* DIRECTIVE *
Transcribe word for word each line from the one containing "Extract all readable text from this page." to the final line of the data, both included. Skip the pictures.

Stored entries
────────

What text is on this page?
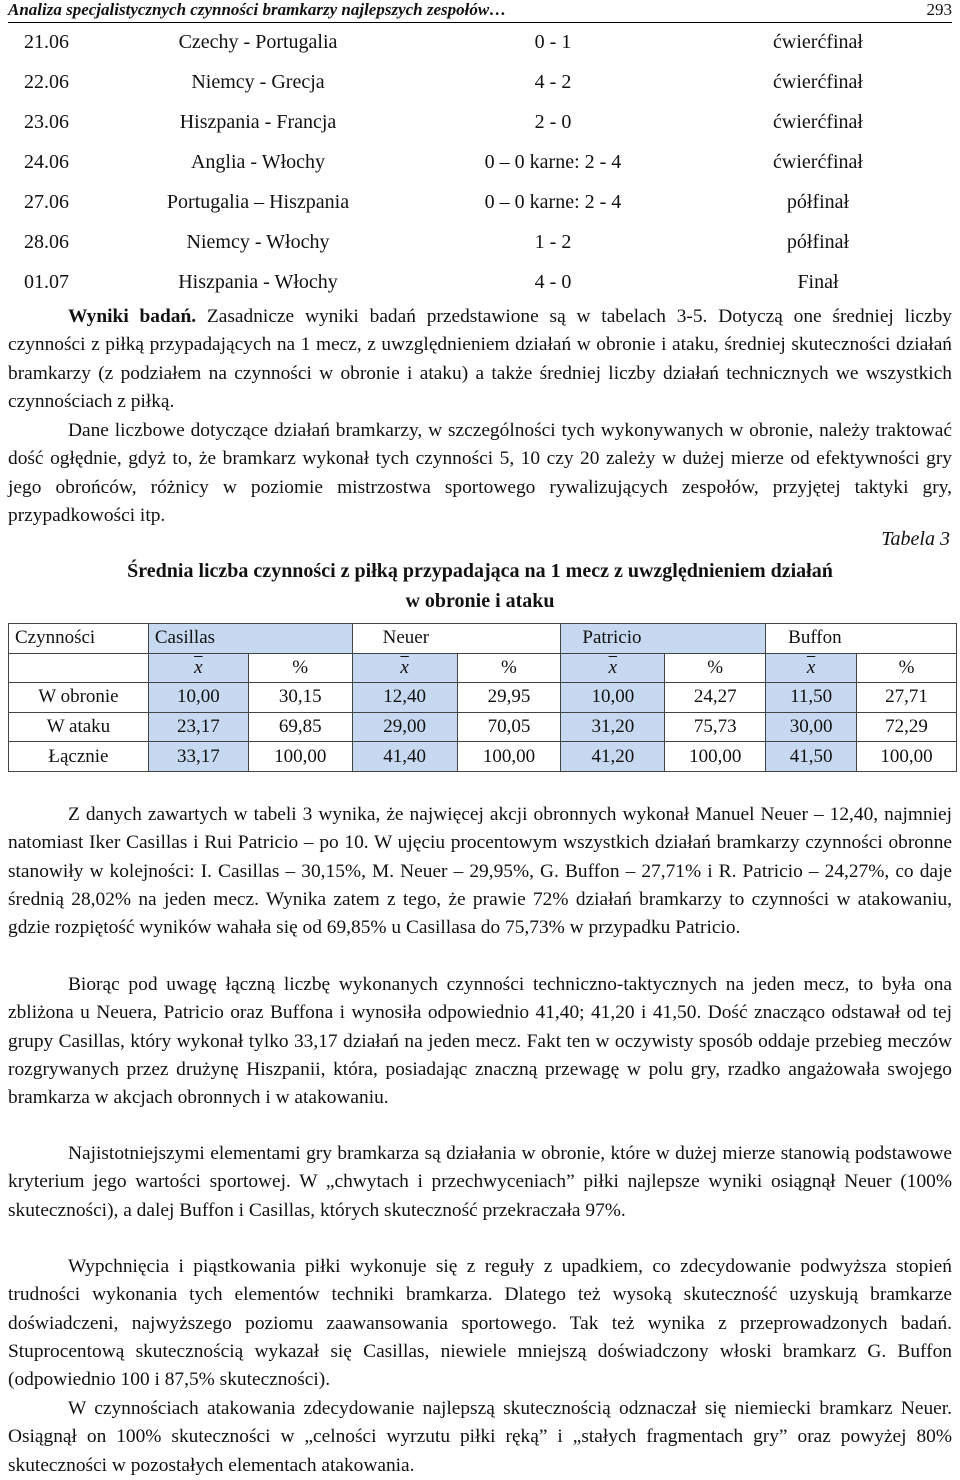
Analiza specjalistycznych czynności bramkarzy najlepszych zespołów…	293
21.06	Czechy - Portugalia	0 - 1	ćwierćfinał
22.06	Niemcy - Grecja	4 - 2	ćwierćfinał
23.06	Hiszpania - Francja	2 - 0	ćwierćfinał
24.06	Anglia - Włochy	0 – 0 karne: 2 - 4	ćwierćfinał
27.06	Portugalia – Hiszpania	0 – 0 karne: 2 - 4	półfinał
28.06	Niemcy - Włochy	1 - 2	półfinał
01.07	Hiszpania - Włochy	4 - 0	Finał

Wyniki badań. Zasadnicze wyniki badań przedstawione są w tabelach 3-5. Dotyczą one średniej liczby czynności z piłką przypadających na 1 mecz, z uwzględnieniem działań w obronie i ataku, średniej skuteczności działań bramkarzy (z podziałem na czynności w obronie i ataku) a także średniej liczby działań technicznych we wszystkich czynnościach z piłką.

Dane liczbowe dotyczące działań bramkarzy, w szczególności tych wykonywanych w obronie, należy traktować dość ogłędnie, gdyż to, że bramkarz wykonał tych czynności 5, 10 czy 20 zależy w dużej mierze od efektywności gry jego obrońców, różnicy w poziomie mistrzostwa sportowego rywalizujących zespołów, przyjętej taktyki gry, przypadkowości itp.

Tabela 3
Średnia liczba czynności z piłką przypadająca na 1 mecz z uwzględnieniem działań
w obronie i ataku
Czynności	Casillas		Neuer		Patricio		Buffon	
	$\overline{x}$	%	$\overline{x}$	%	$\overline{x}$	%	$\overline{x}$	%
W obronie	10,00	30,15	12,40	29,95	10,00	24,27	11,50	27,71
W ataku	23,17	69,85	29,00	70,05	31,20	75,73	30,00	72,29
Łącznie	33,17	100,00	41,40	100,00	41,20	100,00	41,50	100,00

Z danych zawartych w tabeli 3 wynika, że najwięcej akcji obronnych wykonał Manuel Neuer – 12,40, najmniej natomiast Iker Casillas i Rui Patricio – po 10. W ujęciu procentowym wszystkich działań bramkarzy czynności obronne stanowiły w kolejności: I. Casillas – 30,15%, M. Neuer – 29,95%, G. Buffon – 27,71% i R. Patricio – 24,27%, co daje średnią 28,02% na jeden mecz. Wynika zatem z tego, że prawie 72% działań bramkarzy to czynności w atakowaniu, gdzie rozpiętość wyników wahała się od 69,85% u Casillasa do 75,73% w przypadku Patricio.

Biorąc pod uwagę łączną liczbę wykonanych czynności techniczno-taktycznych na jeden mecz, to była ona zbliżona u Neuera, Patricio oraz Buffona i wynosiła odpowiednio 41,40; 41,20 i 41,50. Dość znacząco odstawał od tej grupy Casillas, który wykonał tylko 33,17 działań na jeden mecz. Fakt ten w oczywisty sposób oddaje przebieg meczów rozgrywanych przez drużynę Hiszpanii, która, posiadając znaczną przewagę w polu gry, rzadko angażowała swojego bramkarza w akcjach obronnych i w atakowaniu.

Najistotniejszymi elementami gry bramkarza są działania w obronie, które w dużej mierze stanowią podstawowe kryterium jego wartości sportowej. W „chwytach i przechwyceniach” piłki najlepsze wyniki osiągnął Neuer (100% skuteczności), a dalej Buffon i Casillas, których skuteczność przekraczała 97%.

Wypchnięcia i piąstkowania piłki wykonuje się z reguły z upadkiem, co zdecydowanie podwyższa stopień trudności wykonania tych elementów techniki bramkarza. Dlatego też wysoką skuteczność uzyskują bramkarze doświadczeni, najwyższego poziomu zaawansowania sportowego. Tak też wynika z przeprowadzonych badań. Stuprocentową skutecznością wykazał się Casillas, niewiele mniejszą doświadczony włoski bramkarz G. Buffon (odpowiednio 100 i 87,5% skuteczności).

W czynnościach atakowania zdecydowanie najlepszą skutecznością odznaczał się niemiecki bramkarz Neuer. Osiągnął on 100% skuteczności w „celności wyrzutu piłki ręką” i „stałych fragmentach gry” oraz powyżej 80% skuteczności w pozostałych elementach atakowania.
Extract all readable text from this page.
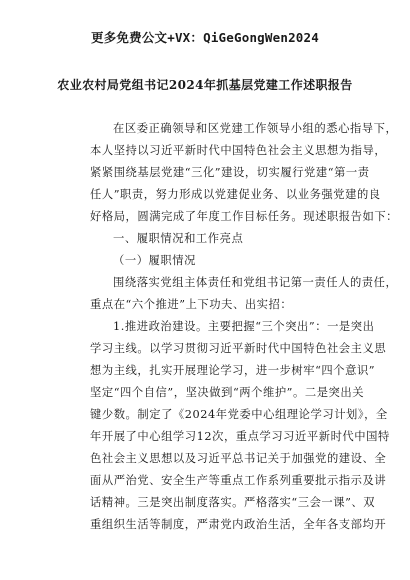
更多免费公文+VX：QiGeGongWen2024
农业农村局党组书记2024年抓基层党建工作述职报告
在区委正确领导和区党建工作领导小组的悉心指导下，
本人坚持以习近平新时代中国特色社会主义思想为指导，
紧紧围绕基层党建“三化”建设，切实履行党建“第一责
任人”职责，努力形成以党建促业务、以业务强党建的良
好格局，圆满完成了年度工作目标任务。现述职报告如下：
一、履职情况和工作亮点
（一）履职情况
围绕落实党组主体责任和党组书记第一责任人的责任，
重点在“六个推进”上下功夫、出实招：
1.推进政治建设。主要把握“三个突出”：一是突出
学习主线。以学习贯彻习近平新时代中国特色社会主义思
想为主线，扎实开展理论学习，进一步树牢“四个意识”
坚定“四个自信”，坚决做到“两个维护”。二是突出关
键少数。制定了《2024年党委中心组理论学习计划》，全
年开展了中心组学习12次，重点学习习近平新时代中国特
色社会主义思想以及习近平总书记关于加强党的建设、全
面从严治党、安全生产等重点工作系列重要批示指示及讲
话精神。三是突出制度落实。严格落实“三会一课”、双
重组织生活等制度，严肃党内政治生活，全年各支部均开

────────

* FINISHED ANSWER *
Extract all readable text from this page.
更多免费公文+VX：QiGeGongWen2024
农业农村局党组书记2024年抓基层党建工作述职报告
在区委正确领导和区党建工作领导小组的悉心指导下，
本人坚持以习近平新时代中国特色社会主义思想为指导，
紧紧围绕基层党建“三化”建设，切实履行党建“第一责
任人”职责，努力形成以党建促业务、以业务强党建的良
好格局，圆满完成了年度工作目标任务。现述职报告如下：
一、履职情况和工作亮点
（一）履职情况
围绕落实党组主体责任和党组书记第一责任人的责任，
重点在“六个推进”上下功夫、出实招：
1.推进政治建设。主要把握“三个突出”：一是突出
学习主线。以学习贯彻习近平新时代中国特色社会主义思
想为主线，扎实开展理论学习，进一步树牢“四个意识”
坚定“四个自信”，坚决做到“两个维护”。二是突出关
键少数。制定了《2024年党委中心组理论学习计划》，全
年开展了中心组学习12次，重点学习习近平新时代中国特
色社会主义思想以及习近平总书记关于加强党的建设、全
面从严治党、安全生产等重点工作系列重要批示指示及讲
话精神。三是突出制度落实。严格落实“三会一课”、双
重组织生活等制度，严肃党内政治生活，全年各支部均开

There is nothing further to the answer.